Objective: Gather every line in the data below that contains the word "each".

Raw data:
* Start *
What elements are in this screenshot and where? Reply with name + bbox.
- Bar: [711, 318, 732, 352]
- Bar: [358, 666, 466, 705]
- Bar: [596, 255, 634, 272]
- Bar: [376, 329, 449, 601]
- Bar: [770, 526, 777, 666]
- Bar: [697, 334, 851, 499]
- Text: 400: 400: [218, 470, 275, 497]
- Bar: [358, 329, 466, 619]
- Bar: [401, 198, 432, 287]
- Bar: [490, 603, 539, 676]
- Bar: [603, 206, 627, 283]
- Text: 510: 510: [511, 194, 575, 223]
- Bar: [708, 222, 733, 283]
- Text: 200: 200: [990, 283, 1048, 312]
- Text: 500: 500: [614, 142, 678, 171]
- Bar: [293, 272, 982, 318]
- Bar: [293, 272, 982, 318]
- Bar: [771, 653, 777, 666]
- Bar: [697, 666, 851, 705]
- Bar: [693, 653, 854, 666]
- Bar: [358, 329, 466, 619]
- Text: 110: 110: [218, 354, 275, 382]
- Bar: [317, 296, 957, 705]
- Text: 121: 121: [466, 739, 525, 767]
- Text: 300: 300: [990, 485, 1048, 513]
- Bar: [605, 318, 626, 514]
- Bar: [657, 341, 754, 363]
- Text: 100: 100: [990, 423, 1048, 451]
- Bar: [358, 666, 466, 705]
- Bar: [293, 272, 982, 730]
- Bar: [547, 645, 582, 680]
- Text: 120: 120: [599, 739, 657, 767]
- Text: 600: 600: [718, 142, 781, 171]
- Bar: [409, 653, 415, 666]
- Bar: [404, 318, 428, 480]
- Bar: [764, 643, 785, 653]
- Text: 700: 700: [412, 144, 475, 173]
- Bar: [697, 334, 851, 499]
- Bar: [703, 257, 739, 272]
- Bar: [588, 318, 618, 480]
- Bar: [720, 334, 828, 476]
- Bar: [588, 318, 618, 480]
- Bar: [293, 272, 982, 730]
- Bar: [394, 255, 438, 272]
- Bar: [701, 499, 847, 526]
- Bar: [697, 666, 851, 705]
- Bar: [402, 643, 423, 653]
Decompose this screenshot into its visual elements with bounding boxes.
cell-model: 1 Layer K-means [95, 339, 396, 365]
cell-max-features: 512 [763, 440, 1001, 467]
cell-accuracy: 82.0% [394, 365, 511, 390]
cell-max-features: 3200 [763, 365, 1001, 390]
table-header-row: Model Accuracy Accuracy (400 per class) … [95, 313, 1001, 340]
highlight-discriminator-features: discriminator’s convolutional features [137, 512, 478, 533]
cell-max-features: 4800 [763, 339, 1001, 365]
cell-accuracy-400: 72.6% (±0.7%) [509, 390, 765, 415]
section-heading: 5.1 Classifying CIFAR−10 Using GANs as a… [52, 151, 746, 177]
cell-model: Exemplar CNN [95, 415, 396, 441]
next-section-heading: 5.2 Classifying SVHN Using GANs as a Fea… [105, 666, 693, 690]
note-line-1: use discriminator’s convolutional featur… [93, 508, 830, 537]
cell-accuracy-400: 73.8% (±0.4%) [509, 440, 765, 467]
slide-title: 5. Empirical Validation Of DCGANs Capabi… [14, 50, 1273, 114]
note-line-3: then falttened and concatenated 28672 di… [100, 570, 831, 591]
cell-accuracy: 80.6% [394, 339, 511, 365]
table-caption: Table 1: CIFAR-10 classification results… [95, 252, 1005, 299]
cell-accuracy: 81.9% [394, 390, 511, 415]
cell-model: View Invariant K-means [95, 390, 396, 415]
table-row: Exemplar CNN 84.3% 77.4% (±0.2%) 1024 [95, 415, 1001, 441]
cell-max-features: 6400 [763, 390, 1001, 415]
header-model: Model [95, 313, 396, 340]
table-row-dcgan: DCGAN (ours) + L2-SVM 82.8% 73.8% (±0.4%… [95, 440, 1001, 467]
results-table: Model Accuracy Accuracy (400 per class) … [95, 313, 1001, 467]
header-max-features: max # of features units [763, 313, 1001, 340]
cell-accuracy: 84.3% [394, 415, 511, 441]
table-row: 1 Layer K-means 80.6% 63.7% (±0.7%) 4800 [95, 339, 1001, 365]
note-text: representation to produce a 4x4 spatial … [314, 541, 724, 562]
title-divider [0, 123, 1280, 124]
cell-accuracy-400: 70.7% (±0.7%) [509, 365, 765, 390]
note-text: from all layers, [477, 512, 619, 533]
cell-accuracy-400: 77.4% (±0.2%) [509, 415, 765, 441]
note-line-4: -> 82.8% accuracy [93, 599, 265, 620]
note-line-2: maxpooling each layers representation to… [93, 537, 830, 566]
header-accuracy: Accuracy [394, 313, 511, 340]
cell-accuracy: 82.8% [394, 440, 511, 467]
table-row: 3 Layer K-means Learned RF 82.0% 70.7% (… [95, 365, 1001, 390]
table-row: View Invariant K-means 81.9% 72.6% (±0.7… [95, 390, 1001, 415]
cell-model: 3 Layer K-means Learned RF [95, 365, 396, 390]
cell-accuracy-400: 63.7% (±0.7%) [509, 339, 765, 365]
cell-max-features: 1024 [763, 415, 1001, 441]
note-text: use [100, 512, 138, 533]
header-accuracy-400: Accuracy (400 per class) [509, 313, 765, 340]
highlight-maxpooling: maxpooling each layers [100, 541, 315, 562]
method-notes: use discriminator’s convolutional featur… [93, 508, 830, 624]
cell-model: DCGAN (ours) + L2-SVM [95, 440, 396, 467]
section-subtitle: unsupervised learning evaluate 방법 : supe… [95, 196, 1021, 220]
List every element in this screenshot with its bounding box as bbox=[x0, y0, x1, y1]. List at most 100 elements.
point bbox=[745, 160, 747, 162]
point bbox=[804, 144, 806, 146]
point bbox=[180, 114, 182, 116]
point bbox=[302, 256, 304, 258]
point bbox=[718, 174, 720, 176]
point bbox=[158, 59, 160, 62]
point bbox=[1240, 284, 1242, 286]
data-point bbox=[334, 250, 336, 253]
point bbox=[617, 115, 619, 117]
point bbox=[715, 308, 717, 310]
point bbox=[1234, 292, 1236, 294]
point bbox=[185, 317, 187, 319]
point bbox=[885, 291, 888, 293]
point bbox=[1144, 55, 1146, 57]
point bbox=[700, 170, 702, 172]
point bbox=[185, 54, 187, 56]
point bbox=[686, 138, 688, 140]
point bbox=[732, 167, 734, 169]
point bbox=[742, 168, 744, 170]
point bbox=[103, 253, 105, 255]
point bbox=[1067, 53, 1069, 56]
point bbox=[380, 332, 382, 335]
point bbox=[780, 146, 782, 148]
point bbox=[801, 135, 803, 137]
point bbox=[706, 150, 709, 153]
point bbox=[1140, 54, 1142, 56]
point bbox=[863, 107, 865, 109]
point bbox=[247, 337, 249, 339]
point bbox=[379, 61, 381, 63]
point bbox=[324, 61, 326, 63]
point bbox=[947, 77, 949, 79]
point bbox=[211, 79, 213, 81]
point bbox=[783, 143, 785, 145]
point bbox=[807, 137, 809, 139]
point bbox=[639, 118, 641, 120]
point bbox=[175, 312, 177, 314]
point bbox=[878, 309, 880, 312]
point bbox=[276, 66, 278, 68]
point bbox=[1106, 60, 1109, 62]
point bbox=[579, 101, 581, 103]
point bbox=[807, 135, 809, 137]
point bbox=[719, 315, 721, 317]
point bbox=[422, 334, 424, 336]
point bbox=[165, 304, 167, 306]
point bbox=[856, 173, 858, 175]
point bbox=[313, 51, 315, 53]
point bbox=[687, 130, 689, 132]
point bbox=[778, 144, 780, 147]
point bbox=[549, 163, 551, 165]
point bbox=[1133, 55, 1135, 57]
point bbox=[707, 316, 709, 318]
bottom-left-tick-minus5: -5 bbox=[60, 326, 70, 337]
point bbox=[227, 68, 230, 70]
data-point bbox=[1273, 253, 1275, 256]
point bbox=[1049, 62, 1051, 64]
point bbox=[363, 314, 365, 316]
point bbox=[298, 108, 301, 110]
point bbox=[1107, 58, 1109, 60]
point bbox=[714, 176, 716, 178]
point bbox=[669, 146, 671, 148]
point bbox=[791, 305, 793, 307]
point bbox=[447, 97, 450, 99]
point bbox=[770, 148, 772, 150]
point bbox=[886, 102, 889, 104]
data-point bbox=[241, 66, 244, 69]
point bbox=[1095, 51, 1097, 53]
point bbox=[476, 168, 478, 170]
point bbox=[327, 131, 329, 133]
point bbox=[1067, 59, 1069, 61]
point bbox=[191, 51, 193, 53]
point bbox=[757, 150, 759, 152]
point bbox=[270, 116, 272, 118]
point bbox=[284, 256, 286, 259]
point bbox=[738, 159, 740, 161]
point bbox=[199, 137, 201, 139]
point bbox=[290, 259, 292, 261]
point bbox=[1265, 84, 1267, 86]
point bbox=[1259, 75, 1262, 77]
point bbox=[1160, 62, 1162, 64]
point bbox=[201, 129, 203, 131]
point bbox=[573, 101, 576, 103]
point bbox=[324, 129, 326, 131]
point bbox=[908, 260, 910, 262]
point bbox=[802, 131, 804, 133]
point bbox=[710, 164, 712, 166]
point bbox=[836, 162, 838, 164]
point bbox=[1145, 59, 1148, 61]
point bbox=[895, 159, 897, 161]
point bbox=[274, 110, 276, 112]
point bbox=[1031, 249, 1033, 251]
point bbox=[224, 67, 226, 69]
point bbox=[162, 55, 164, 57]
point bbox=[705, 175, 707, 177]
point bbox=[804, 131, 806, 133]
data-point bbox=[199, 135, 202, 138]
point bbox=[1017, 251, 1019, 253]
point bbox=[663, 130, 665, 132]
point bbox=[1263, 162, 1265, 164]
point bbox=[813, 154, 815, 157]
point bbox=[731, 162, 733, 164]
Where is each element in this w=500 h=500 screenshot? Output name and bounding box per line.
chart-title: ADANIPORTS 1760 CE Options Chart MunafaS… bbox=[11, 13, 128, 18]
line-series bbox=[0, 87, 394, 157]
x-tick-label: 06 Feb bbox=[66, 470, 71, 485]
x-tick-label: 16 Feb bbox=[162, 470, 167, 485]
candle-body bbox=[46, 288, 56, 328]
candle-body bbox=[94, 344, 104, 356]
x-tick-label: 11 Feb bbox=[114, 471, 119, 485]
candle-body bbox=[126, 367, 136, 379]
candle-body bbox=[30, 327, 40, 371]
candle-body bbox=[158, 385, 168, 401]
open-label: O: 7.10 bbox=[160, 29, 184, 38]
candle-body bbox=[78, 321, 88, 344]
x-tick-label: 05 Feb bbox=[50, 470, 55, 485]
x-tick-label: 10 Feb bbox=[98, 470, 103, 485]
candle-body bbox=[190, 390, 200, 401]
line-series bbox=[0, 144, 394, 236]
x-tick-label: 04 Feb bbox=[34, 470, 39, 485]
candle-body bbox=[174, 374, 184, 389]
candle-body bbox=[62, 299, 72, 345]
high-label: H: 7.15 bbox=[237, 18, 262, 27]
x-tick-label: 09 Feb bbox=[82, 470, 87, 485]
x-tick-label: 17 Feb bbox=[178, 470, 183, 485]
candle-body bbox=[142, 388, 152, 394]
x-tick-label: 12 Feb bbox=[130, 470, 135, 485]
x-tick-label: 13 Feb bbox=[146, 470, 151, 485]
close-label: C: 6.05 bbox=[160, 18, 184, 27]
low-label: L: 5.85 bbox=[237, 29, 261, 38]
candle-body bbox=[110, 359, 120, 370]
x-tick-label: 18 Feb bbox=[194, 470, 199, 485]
* End *
Result below:
note-line-2: maxpooling each layers representation to… [93, 537, 830, 566]
highlight-maxpooling: maxpooling each layers [100, 541, 315, 562]
Where is each element in this w=500 h=500 screenshot? Output name and bounding box per line.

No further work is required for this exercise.